Print the listing that follows, character for character.

>> Start

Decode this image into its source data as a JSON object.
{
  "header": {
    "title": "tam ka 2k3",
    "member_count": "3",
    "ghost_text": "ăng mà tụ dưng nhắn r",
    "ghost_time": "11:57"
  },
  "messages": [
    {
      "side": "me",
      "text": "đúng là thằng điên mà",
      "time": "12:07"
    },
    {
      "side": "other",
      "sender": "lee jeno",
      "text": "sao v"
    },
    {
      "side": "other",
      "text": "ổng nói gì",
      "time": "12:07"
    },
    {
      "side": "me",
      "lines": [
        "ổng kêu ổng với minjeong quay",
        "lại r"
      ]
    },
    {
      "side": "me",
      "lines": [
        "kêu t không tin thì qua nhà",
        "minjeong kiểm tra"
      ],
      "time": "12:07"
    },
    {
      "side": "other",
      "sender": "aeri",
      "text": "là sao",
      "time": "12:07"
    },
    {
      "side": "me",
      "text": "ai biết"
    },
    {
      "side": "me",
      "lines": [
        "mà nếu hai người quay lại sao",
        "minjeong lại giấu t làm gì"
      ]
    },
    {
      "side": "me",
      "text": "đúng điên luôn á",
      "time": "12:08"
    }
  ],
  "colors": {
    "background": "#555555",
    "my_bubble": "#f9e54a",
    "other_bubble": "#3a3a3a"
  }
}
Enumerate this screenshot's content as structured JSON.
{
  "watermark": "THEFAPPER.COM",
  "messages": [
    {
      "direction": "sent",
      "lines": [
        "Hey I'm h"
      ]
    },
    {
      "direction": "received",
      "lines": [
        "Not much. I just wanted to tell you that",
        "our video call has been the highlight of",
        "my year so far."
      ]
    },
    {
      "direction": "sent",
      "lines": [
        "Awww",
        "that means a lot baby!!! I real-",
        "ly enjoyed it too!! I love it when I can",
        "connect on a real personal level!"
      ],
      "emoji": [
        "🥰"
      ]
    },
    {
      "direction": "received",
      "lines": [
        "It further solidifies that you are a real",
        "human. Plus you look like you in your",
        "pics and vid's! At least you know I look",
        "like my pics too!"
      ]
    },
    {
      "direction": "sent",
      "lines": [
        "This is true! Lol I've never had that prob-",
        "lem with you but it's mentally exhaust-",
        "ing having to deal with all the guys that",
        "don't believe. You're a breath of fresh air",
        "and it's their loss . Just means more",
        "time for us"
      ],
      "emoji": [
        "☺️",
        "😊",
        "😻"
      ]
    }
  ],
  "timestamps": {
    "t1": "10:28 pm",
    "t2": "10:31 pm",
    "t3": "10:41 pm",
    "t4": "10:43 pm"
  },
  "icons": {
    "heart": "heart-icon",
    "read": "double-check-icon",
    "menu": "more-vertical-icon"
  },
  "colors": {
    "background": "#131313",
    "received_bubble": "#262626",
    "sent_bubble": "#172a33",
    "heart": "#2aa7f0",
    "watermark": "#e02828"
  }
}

>> End

■ The response
Decode this image into its source data as a JSON object.
{
  "header": {
    "title": "tam ka 2k3",
    "member_count": "3",
    "ghost_text": "ăng mà tụ dưng nhắn r",
    "ghost_time": "11:57"
  },
  "messages": [
    {
      "side": "me",
      "text": "đúng là thằng điên mà",
      "time": "12:07"
    },
    {
      "side": "other",
      "sender": "lee jeno",
      "text": "sao v"
    },
    {
      "side": "other",
      "text": "ổng nói gì",
      "time": "12:07"
    },
    {
      "side": "me",
      "lines": [
        "ổng kêu ổng với minjeong quay",
        "lại r"
      ]
    },
    {
      "side": "me",
      "lines": [
        "kêu t không tin thì qua nhà",
        "minjeong kiểm tra"
      ],
      "time": "12:07"
    },
    {
      "side": "other",
      "sender": "aeri",
      "text": "là sao",
      "time": "12:07"
    },
    {
      "side": "me",
      "text": "ai biết"
    },
    {
      "side": "me",
      "lines": [
        "mà nếu hai người quay lại sao",
        "minjeong lại giấu t làm gì"
      ]
    },
    {
      "side": "me",
      "text": "đúng điên luôn á",
      "time": "12:08"
    }
  ],
  "colors": {
    "background": "#555555",
    "my_bubble": "#f9e54a",
    "other_bubble": "#3a3a3a"
  }
}
Enumerate this screenshot's content as structured JSON.
{
  "watermark": "THEFAPPER.COM",
  "messages": [
    {
      "direction": "sent",
      "lines": [
        "Hey I'm h"
      ]
    },
    {
      "direction": "received",
      "lines": [
        "Not much. I just wanted to tell you that",
        "our video call has been the highlight of",
        "my year so far."
      ]
    },
    {
      "direction": "sent",
      "lines": [
        "Awww",
        "that means a lot baby!!! I real-",
        "ly enjoyed it too!! I love it when I can",
        "connect on a real personal level!"
      ],
      "emoji": [
        "🥰"
      ]
    },
    {
      "direction": "received",
      "lines": [
        "It further solidifies that you are a real",
        "human. Plus you look like you in your",
        "pics and vid's! At least you know I look",
        "like my pics too!"
      ]
    },
    {
      "direction": "sent",
      "lines": [
        "This is true! Lol I've never had that prob-",
        "lem with you but it's mentally exhaust-",
        "ing having to deal with all the guys that",
        "don't believe. You're a breath of fresh air",
        "and it's their loss . Just means more",
        "time for us"
      ],
      "emoji": [
        "☺️",
        "😊",
        "😻"
      ]
    }
  ],
  "timestamps": {
    "t1": "10:28 pm",
    "t2": "10:31 pm",
    "t3": "10:41 pm",
    "t4": "10:43 pm"
  },
  "icons": {
    "heart": "heart-icon",
    "read": "double-check-icon",
    "menu": "more-vertical-icon"
  },
  "colors": {
    "background": "#131313",
    "received_bubble": "#262626",
    "sent_bubble": "#172a33",
    "heart": "#2aa7f0",
    "watermark": "#e02828"
  }
}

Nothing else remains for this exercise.